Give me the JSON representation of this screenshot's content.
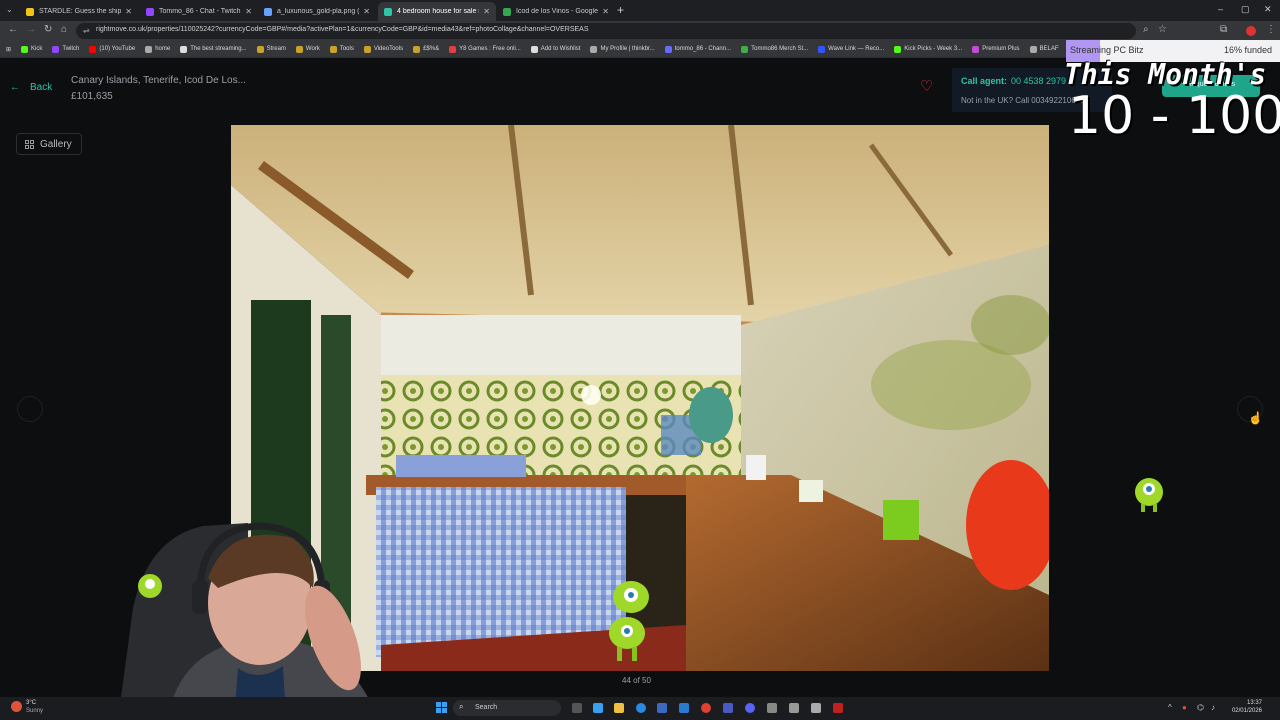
{
  "browser": {
    "tabs": [
      {
        "title": "STARDLE: Guess the ship!",
        "color": "#f0c419"
      },
      {
        "title": "Tommo_86 - Chat - Twitch",
        "color": "#9146ff"
      },
      {
        "title": "a_luxurious_gold-pla.png (960×",
        "color": "#6aa0ff"
      },
      {
        "title": "4 bedroom house for sale in Ca",
        "color": "#2dc5a6",
        "active": true
      },
      {
        "title": "Icod de los Vinos - Google Ma",
        "color": "#34a853"
      }
    ],
    "url": "rightmove.co.uk/properties/110025242?currencyCode=GBP#/media?activePlan=1&currencyCode=GBP&id=media43&ref=photoCollage&channel=OVERSEAS",
    "bookmarks": [
      {
        "label": "Kick",
        "color": "#53fc18"
      },
      {
        "label": "Twitch",
        "color": "#9146ff"
      },
      {
        "label": "(10) YouTube",
        "color": "#ff0000"
      },
      {
        "label": "home",
        "color": "#aaaaaa"
      },
      {
        "label": "The best streaming...",
        "color": "#dddddd"
      },
      {
        "label": "Stream",
        "color": "#c9a227"
      },
      {
        "label": "Work",
        "color": "#c9a227"
      },
      {
        "label": "Tools",
        "color": "#c9a227"
      },
      {
        "label": "VideoTools",
        "color": "#c9a227"
      },
      {
        "label": "£$%&",
        "color": "#c9a227"
      },
      {
        "label": "Y8 Games : Free onli...",
        "color": "#e04040"
      },
      {
        "label": "Add to Wishlist",
        "color": "#dddddd"
      },
      {
        "label": "My Profile | thinkbr...",
        "color": "#aaaaaa"
      },
      {
        "label": "tommo_86 - Chann...",
        "color": "#6a6aff"
      },
      {
        "label": "Tommo86 Merch St...",
        "color": "#3cb043"
      },
      {
        "label": "Wave Link — Reco...",
        "color": "#3355ff"
      },
      {
        "label": "Kick Picks - Week 3...",
        "color": "#53fc18"
      },
      {
        "label": "Premium Plus",
        "color": "#c64ad8"
      },
      {
        "label": "BELAF",
        "color": "#aaaaaa"
      }
    ]
  },
  "listing": {
    "back_label": "Back",
    "title": "Canary Islands, Tenerife, Icod De Los...",
    "price": "£101,635",
    "call_agent_label": "Call agent:",
    "call_agent_number": "00 4538 2979",
    "not_in_uk": "Not in the UK? Call 0034922106621",
    "request_label": "Request details",
    "gallery_label": "Gallery",
    "photo_counter": "44 of 50"
  },
  "stream_overlay": {
    "headline": "This Month's",
    "range": "10 - 100",
    "funding_label": "Streaming PC Bitz",
    "funding_pct": "16% funded",
    "funding_fraction": 0.16
  },
  "taskbar": {
    "weather_temp": "3°C",
    "weather_desc": "Sunny",
    "search_placeholder": "Search",
    "time": "13:37",
    "date": "02/01/2026"
  }
}
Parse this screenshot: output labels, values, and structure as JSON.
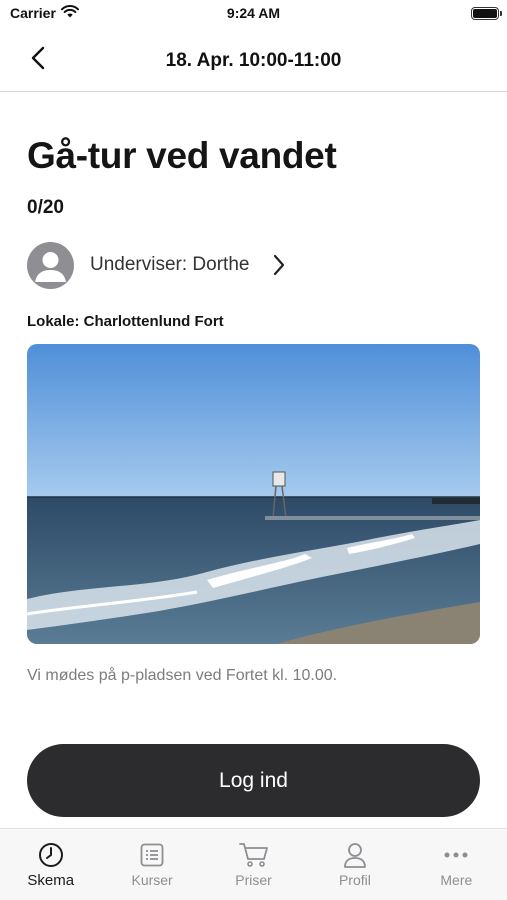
{
  "status_bar": {
    "carrier": "Carrier",
    "time": "9:24 AM",
    "icons": [
      "wifi-icon",
      "battery-icon"
    ]
  },
  "nav": {
    "title": "18. Apr. 10:00-11:00",
    "back_icon": "chevron-left-icon"
  },
  "class": {
    "title": "Gå-tur ved vandet",
    "capacity": "0/20",
    "instructor_label": "Underviser: Dorthe",
    "location": "Lokale: Charlottenlund Fort",
    "description": "Vi mødes på p-pladsen ved Fortet kl. 10.00."
  },
  "actions": {
    "login_label": "Log ind"
  },
  "tabs": [
    {
      "label": "Skema",
      "icon": "clock-icon",
      "active": true
    },
    {
      "label": "Kurser",
      "icon": "list-icon",
      "active": false
    },
    {
      "label": "Priser",
      "icon": "cart-icon",
      "active": false
    },
    {
      "label": "Profil",
      "icon": "person-icon",
      "active": false
    },
    {
      "label": "Mere",
      "icon": "more-dots-icon",
      "active": false
    }
  ],
  "colors": {
    "button_bg": "#2c2c2e",
    "text_primary": "#151515",
    "text_secondary": "#7d7d80",
    "tab_inactive": "#8e8e93"
  }
}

#### EXERCISE PROMPT:
All the material shown above is to be copied exactly, with no pictures carried over.

#### SOLUTION TO THIS TASK:
Give me the JSON representation of this screenshot's content.
{
  "browser": {
    "tabs": [
      {
        "title": "STARDLE: Guess the ship!",
        "color": "#f0c419"
      },
      {
        "title": "Tommo_86 - Chat - Twitch",
        "color": "#9146ff"
      },
      {
        "title": "a_luxurious_gold-pla.png (960×",
        "color": "#6aa0ff"
      },
      {
        "title": "4 bedroom house for sale in Ca",
        "color": "#2dc5a6",
        "active": true
      },
      {
        "title": "Icod de los Vinos - Google Ma",
        "color": "#34a853"
      }
    ],
    "url": "rightmove.co.uk/properties/110025242?currencyCode=GBP#/media?activePlan=1&currencyCode=GBP&id=media43&ref=photoCollage&channel=OVERSEAS",
    "bookmarks": [
      {
        "label": "Kick",
        "color": "#53fc18"
      },
      {
        "label": "Twitch",
        "color": "#9146ff"
      },
      {
        "label": "(10) YouTube",
        "color": "#ff0000"
      },
      {
        "label": "home",
        "color": "#aaaaaa"
      },
      {
        "label": "The best streaming...",
        "color": "#dddddd"
      },
      {
        "label": "Stream",
        "color": "#c9a227"
      },
      {
        "label": "Work",
        "color": "#c9a227"
      },
      {
        "label": "Tools",
        "color": "#c9a227"
      },
      {
        "label": "VideoTools",
        "color": "#c9a227"
      },
      {
        "label": "£$%&",
        "color": "#c9a227"
      },
      {
        "label": "Y8 Games : Free onli...",
        "color": "#e04040"
      },
      {
        "label": "Add to Wishlist",
        "color": "#dddddd"
      },
      {
        "label": "My Profile | thinkbr...",
        "color": "#aaaaaa"
      },
      {
        "label": "tommo_86 - Chann...",
        "color": "#6a6aff"
      },
      {
        "label": "Tommo86 Merch St...",
        "color": "#3cb043"
      },
      {
        "label": "Wave Link — Reco...",
        "color": "#3355ff"
      },
      {
        "label": "Kick Picks - Week 3...",
        "color": "#53fc18"
      },
      {
        "label": "Premium Plus",
        "color": "#c64ad8"
      },
      {
        "label": "BELAF",
        "color": "#aaaaaa"
      }
    ]
  },
  "listing": {
    "back_label": "Back",
    "title": "Canary Islands, Tenerife, Icod De Los...",
    "price": "£101,635",
    "call_agent_label": "Call agent:",
    "call_agent_number": "00 4538 2979",
    "not_in_uk": "Not in the UK? Call 0034922106621",
    "request_label": "Request details",
    "gallery_label": "Gallery",
    "photo_counter": "44 of 50"
  },
  "stream_overlay": {
    "headline": "This Month's",
    "range": "10 - 100",
    "funding_label": "Streaming PC Bitz",
    "funding_pct": "16% funded",
    "funding_fraction": 0.16
  },
  "taskbar": {
    "weather_temp": "3°C",
    "weather_desc": "Sunny",
    "search_placeholder": "Search",
    "time": "13:37",
    "date": "02/01/2026"
  }
}
Parse this screenshot: output labels, values, and structure as JSON.
{
  "status_bar": {
    "carrier": "Carrier",
    "time": "9:24 AM",
    "icons": [
      "wifi-icon",
      "battery-icon"
    ]
  },
  "nav": {
    "title": "18. Apr. 10:00-11:00",
    "back_icon": "chevron-left-icon"
  },
  "class": {
    "title": "Gå-tur ved vandet",
    "capacity": "0/20",
    "instructor_label": "Underviser: Dorthe",
    "location": "Lokale: Charlottenlund Fort",
    "description": "Vi mødes på p-pladsen ved Fortet kl. 10.00."
  },
  "actions": {
    "login_label": "Log ind"
  },
  "tabs": [
    {
      "label": "Skema",
      "icon": "clock-icon",
      "active": true
    },
    {
      "label": "Kurser",
      "icon": "list-icon",
      "active": false
    },
    {
      "label": "Priser",
      "icon": "cart-icon",
      "active": false
    },
    {
      "label": "Profil",
      "icon": "person-icon",
      "active": false
    },
    {
      "label": "Mere",
      "icon": "more-dots-icon",
      "active": false
    }
  ],
  "colors": {
    "button_bg": "#2c2c2e",
    "text_primary": "#151515",
    "text_secondary": "#7d7d80",
    "tab_inactive": "#8e8e93"
  }
}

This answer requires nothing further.